▶ _The problem_
Set down each record exactly as written.

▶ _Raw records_
>>>>

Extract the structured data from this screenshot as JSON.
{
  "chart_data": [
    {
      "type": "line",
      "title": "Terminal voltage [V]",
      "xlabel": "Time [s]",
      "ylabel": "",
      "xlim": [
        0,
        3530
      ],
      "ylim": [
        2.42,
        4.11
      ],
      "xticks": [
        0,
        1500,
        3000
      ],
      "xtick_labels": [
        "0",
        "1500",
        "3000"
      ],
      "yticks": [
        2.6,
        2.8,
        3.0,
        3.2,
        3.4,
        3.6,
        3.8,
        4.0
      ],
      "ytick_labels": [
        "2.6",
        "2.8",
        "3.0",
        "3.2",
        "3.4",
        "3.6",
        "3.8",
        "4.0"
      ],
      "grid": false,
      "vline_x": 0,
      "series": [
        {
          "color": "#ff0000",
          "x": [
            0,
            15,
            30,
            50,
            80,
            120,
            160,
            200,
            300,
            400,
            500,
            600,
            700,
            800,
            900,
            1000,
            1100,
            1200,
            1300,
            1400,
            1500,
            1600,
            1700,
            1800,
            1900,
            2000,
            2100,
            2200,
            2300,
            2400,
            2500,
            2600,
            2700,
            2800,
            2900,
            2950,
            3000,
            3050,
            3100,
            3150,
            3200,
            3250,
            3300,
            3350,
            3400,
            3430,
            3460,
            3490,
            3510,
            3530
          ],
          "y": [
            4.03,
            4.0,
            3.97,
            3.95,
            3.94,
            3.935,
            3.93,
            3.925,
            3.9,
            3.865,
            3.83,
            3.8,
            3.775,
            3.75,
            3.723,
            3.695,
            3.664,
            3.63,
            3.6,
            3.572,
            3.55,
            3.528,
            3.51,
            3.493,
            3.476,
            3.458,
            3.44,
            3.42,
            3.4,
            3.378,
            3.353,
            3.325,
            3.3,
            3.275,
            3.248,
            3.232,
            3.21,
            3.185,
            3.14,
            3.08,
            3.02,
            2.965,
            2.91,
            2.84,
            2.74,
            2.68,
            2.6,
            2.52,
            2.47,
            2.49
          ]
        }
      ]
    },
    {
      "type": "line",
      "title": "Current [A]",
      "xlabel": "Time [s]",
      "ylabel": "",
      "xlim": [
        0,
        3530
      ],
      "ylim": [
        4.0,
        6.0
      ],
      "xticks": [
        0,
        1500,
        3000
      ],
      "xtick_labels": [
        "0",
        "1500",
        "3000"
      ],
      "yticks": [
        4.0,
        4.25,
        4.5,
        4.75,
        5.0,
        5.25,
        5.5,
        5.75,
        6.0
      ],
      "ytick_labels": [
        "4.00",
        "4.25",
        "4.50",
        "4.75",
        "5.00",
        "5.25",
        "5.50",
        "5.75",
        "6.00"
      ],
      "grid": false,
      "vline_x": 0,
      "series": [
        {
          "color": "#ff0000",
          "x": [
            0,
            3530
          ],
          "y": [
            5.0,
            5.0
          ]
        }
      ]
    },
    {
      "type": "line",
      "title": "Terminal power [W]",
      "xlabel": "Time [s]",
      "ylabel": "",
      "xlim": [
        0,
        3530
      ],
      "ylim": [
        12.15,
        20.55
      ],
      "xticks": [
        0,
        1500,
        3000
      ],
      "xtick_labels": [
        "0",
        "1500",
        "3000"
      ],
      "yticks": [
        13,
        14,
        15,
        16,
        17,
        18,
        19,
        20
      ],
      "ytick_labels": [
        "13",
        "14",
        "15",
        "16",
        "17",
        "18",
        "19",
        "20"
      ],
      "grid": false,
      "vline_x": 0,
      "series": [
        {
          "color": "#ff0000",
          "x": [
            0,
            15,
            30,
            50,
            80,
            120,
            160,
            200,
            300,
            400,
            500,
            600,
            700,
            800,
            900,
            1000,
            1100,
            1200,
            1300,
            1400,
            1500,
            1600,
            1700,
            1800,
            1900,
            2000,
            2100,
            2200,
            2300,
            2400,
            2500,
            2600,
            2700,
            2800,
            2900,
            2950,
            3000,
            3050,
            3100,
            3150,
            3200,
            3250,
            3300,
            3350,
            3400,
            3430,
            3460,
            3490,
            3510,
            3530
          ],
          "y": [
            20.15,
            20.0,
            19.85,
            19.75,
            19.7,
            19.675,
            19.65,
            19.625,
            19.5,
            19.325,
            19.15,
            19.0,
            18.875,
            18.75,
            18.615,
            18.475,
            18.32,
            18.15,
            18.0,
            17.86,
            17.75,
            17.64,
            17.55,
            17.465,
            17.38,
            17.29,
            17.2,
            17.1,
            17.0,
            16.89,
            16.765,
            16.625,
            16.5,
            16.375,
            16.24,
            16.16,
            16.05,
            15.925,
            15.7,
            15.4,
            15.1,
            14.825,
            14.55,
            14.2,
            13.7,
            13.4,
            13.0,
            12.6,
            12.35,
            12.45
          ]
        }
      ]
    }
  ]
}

<<<<

▶ _Result below_
Extract the structured data from this screenshot as JSON.
{
  "chart_data": [
    {
      "type": "line",
      "title": "Terminal voltage [V]",
      "xlabel": "Time [s]",
      "ylabel": "",
      "xlim": [
        0,
        3530
      ],
      "ylim": [
        2.42,
        4.11
      ],
      "xticks": [
        0,
        1500,
        3000
      ],
      "xtick_labels": [
        "0",
        "1500",
        "3000"
      ],
      "yticks": [
        2.6,
        2.8,
        3.0,
        3.2,
        3.4,
        3.6,
        3.8,
        4.0
      ],
      "ytick_labels": [
        "2.6",
        "2.8",
        "3.0",
        "3.2",
        "3.4",
        "3.6",
        "3.8",
        "4.0"
      ],
      "grid": false,
      "vline_x": 0,
      "series": [
        {
          "color": "#ff0000",
          "x": [
            0,
            15,
            30,
            50,
            80,
            120,
            160,
            200,
            300,
            400,
            500,
            600,
            700,
            800,
            900,
            1000,
            1100,
            1200,
            1300,
            1400,
            1500,
            1600,
            1700,
            1800,
            1900,
            2000,
            2100,
            2200,
            2300,
            2400,
            2500,
            2600,
            2700,
            2800,
            2900,
            2950,
            3000,
            3050,
            3100,
            3150,
            3200,
            3250,
            3300,
            3350,
            3400,
            3430,
            3460,
            3490,
            3510,
            3530
          ],
          "y": [
            4.03,
            4.0,
            3.97,
            3.95,
            3.94,
            3.935,
            3.93,
            3.925,
            3.9,
            3.865,
            3.83,
            3.8,
            3.775,
            3.75,
            3.723,
            3.695,
            3.664,
            3.63,
            3.6,
            3.572,
            3.55,
            3.528,
            3.51,
            3.493,
            3.476,
            3.458,
            3.44,
            3.42,
            3.4,
            3.378,
            3.353,
            3.325,
            3.3,
            3.275,
            3.248,
            3.232,
            3.21,
            3.185,
            3.14,
            3.08,
            3.02,
            2.965,
            2.91,
            2.84,
            2.74,
            2.68,
            2.6,
            2.52,
            2.47,
            2.49
          ]
        }
      ]
    },
    {
      "type": "line",
      "title": "Current [A]",
      "xlabel": "Time [s]",
      "ylabel": "",
      "xlim": [
        0,
        3530
      ],
      "ylim": [
        4.0,
        6.0
      ],
      "xticks": [
        0,
        1500,
        3000
      ],
      "xtick_labels": [
        "0",
        "1500",
        "3000"
      ],
      "yticks": [
        4.0,
        4.25,
        4.5,
        4.75,
        5.0,
        5.25,
        5.5,
        5.75,
        6.0
      ],
      "ytick_labels": [
        "4.00",
        "4.25",
        "4.50",
        "4.75",
        "5.00",
        "5.25",
        "5.50",
        "5.75",
        "6.00"
      ],
      "grid": false,
      "vline_x": 0,
      "series": [
        {
          "color": "#ff0000",
          "x": [
            0,
            3530
          ],
          "y": [
            5.0,
            5.0
          ]
        }
      ]
    },
    {
      "type": "line",
      "title": "Terminal power [W]",
      "xlabel": "Time [s]",
      "ylabel": "",
      "xlim": [
        0,
        3530
      ],
      "ylim": [
        12.15,
        20.55
      ],
      "xticks": [
        0,
        1500,
        3000
      ],
      "xtick_labels": [
        "0",
        "1500",
        "3000"
      ],
      "yticks": [
        13,
        14,
        15,
        16,
        17,
        18,
        19,
        20
      ],
      "ytick_labels": [
        "13",
        "14",
        "15",
        "16",
        "17",
        "18",
        "19",
        "20"
      ],
      "grid": false,
      "vline_x": 0,
      "series": [
        {
          "color": "#ff0000",
          "x": [
            0,
            15,
            30,
            50,
            80,
            120,
            160,
            200,
            300,
            400,
            500,
            600,
            700,
            800,
            900,
            1000,
            1100,
            1200,
            1300,
            1400,
            1500,
            1600,
            1700,
            1800,
            1900,
            2000,
            2100,
            2200,
            2300,
            2400,
            2500,
            2600,
            2700,
            2800,
            2900,
            2950,
            3000,
            3050,
            3100,
            3150,
            3200,
            3250,
            3300,
            3350,
            3400,
            3430,
            3460,
            3490,
            3510,
            3530
          ],
          "y": [
            20.15,
            20.0,
            19.85,
            19.75,
            19.7,
            19.675,
            19.65,
            19.625,
            19.5,
            19.325,
            19.15,
            19.0,
            18.875,
            18.75,
            18.615,
            18.475,
            18.32,
            18.15,
            18.0,
            17.86,
            17.75,
            17.64,
            17.55,
            17.465,
            17.38,
            17.29,
            17.2,
            17.1,
            17.0,
            16.89,
            16.765,
            16.625,
            16.5,
            16.375,
            16.24,
            16.16,
            16.05,
            15.925,
            15.7,
            15.4,
            15.1,
            14.825,
            14.55,
            14.2,
            13.7,
            13.4,
            13.0,
            12.6,
            12.35,
            12.45
          ]
        }
      ]
    }
  ]
}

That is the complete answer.